▶ **Objective**
Verbatim output of all the material below is required.

─── Dataset rows ───

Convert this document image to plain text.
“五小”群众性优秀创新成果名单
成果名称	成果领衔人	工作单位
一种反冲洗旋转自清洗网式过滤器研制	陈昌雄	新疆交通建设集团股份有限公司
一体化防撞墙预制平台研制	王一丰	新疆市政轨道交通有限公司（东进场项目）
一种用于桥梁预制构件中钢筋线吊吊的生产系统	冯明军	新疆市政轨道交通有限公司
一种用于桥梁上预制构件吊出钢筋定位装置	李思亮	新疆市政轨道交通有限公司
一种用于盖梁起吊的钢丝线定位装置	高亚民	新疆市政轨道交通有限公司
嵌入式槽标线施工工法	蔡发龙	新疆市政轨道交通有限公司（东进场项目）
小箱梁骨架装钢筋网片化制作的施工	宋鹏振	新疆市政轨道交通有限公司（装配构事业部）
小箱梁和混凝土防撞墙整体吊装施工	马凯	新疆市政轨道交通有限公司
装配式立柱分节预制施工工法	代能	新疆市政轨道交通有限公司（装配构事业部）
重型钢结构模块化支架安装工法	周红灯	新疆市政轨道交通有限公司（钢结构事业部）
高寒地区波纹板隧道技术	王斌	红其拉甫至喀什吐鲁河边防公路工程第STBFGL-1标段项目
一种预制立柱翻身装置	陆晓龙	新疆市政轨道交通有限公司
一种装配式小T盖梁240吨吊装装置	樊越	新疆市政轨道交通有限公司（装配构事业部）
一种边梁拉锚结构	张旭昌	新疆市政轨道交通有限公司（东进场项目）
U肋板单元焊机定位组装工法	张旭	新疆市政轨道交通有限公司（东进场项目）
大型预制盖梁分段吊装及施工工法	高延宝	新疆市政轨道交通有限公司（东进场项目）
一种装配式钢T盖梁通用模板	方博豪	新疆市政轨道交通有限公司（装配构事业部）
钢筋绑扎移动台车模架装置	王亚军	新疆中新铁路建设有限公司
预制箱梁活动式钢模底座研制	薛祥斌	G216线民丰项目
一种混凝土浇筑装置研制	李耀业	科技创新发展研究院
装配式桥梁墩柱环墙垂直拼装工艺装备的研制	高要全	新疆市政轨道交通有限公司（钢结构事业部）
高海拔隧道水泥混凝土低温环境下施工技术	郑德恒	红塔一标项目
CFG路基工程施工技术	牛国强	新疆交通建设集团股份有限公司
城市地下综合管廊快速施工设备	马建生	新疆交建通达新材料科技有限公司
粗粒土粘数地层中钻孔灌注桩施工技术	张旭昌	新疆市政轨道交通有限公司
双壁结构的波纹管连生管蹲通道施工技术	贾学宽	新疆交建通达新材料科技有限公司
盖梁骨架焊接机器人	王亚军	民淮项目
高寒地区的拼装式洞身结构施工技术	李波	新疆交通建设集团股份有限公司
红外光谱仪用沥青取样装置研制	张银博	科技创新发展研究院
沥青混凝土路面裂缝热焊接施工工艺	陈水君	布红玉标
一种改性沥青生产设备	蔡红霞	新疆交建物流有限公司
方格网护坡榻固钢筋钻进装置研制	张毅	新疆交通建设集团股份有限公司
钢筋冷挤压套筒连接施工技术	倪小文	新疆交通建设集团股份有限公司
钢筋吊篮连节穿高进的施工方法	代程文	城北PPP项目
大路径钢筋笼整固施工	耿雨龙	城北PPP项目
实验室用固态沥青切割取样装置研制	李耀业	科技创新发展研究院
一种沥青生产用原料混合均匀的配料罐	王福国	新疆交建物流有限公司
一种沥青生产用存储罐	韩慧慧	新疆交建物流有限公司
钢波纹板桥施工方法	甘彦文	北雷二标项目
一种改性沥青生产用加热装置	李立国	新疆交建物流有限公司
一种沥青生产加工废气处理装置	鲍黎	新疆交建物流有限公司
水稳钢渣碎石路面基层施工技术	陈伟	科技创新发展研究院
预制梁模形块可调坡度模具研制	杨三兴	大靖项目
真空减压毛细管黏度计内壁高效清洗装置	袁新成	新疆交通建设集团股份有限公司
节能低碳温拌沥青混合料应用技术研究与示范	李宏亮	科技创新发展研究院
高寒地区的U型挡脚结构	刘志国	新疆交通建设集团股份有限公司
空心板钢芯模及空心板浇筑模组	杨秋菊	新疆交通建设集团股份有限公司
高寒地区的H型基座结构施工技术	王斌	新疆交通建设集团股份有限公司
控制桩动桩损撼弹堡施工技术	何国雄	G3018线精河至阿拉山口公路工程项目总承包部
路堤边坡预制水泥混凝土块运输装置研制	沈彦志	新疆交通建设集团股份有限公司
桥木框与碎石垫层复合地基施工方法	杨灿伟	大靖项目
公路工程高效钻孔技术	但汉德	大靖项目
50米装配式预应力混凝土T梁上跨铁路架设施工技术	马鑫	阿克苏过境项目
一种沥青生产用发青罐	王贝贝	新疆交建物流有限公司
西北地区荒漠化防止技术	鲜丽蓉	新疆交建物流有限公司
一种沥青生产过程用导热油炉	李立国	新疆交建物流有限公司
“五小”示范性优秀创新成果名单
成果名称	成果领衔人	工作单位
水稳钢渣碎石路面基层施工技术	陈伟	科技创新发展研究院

───

▶ **The reply**
Convert this document image to plain text.
“五小”群众性优秀创新成果名单
成果名称	成果领衔人	工作单位
一种反冲洗旋转自清洗网式过滤器研制	陈昌雄	新疆交通建设集团股份有限公司
一体化防撞墙预制平台研制	王一丰	新疆市政轨道交通有限公司（东进场项目）
一种用于桥梁预制构件中钢筋线吊吊的生产系统	冯明军	新疆市政轨道交通有限公司
一种用于桥梁上预制构件吊出钢筋定位装置	李思亮	新疆市政轨道交通有限公司
一种用于盖梁起吊的钢丝线定位装置	高亚民	新疆市政轨道交通有限公司
嵌入式槽标线施工工法	蔡发龙	新疆市政轨道交通有限公司（东进场项目）
小箱梁骨架装钢筋网片化制作的施工	宋鹏振	新疆市政轨道交通有限公司（装配构事业部）
小箱梁和混凝土防撞墙整体吊装施工	马凯	新疆市政轨道交通有限公司
装配式立柱分节预制施工工法	代能	新疆市政轨道交通有限公司（装配构事业部）
重型钢结构模块化支架安装工法	周红灯	新疆市政轨道交通有限公司（钢结构事业部）
高寒地区波纹板隧道技术	王斌	红其拉甫至喀什吐鲁河边防公路工程第STBFGL-1标段项目
一种预制立柱翻身装置	陆晓龙	新疆市政轨道交通有限公司
一种装配式小T盖梁240吨吊装装置	樊越	新疆市政轨道交通有限公司（装配构事业部）
一种边梁拉锚结构	张旭昌	新疆市政轨道交通有限公司（东进场项目）
U肋板单元焊机定位组装工法	张旭	新疆市政轨道交通有限公司（东进场项目）
大型预制盖梁分段吊装及施工工法	高延宝	新疆市政轨道交通有限公司（东进场项目）
一种装配式钢T盖梁通用模板	方博豪	新疆市政轨道交通有限公司（装配构事业部）
钢筋绑扎移动台车模架装置	王亚军	新疆中新铁路建设有限公司
预制箱梁活动式钢模底座研制	薛祥斌	G216线民丰项目
一种混凝土浇筑装置研制	李耀业	科技创新发展研究院
装配式桥梁墩柱环墙垂直拼装工艺装备的研制	高要全	新疆市政轨道交通有限公司（钢结构事业部）
高海拔隧道水泥混凝土低温环境下施工技术	郑德恒	红塔一标项目
CFG路基工程施工技术	牛国强	新疆交通建设集团股份有限公司
城市地下综合管廊快速施工设备	马建生	新疆交建通达新材料科技有限公司
粗粒土粘数地层中钻孔灌注桩施工技术	张旭昌	新疆市政轨道交通有限公司
双壁结构的波纹管连生管蹲通道施工技术	贾学宽	新疆交建通达新材料科技有限公司
盖梁骨架焊接机器人	王亚军	民淮项目
高寒地区的拼装式洞身结构施工技术	李波	新疆交通建设集团股份有限公司
红外光谱仪用沥青取样装置研制	张银博	科技创新发展研究院
沥青混凝土路面裂缝热焊接施工工艺	陈水君	布红玉标
一种改性沥青生产设备	蔡红霞	新疆交建物流有限公司
方格网护坡榻固钢筋钻进装置研制	张毅	新疆交通建设集团股份有限公司
钢筋冷挤压套筒连接施工技术	倪小文	新疆交通建设集团股份有限公司
钢筋吊篮连节穿高进的施工方法	代程文	城北PPP项目
大路径钢筋笼整固施工	耿雨龙	城北PPP项目
实验室用固态沥青切割取样装置研制	李耀业	科技创新发展研究院
一种沥青生产用原料混合均匀的配料罐	王福国	新疆交建物流有限公司
一种沥青生产用存储罐	韩慧慧	新疆交建物流有限公司
钢波纹板桥施工方法	甘彦文	北雷二标项目
一种改性沥青生产用加热装置	李立国	新疆交建物流有限公司
一种沥青生产加工废气处理装置	鲍黎	新疆交建物流有限公司
水稳钢渣碎石路面基层施工技术	陈伟	科技创新发展研究院
预制梁模形块可调坡度模具研制	杨三兴	大靖项目
真空减压毛细管黏度计内壁高效清洗装置	袁新成	新疆交通建设集团股份有限公司
节能低碳温拌沥青混合料应用技术研究与示范	李宏亮	科技创新发展研究院
高寒地区的U型挡脚结构	刘志国	新疆交通建设集团股份有限公司
空心板钢芯模及空心板浇筑模组	杨秋菊	新疆交通建设集团股份有限公司
高寒地区的H型基座结构施工技术	王斌	新疆交通建设集团股份有限公司
控制桩动桩损撼弹堡施工技术	何国雄	G3018线精河至阿拉山口公路工程项目总承包部
路堤边坡预制水泥混凝土块运输装置研制	沈彦志	新疆交通建设集团股份有限公司
桥木框与碎石垫层复合地基施工方法	杨灿伟	大靖项目
公路工程高效钻孔技术	但汉德	大靖项目
50米装配式预应力混凝土T梁上跨铁路架设施工技术	马鑫	阿克苏过境项目
一种沥青生产用发青罐	王贝贝	新疆交建物流有限公司
西北地区荒漠化防止技术	鲜丽蓉	新疆交建物流有限公司
一种沥青生产过程用导热油炉	李立国	新疆交建物流有限公司
“五小”示范性优秀创新成果名单
成果名称	成果领衔人	工作单位
水稳钢渣碎石路面基层施工技术	陈伟	科技创新发展研究院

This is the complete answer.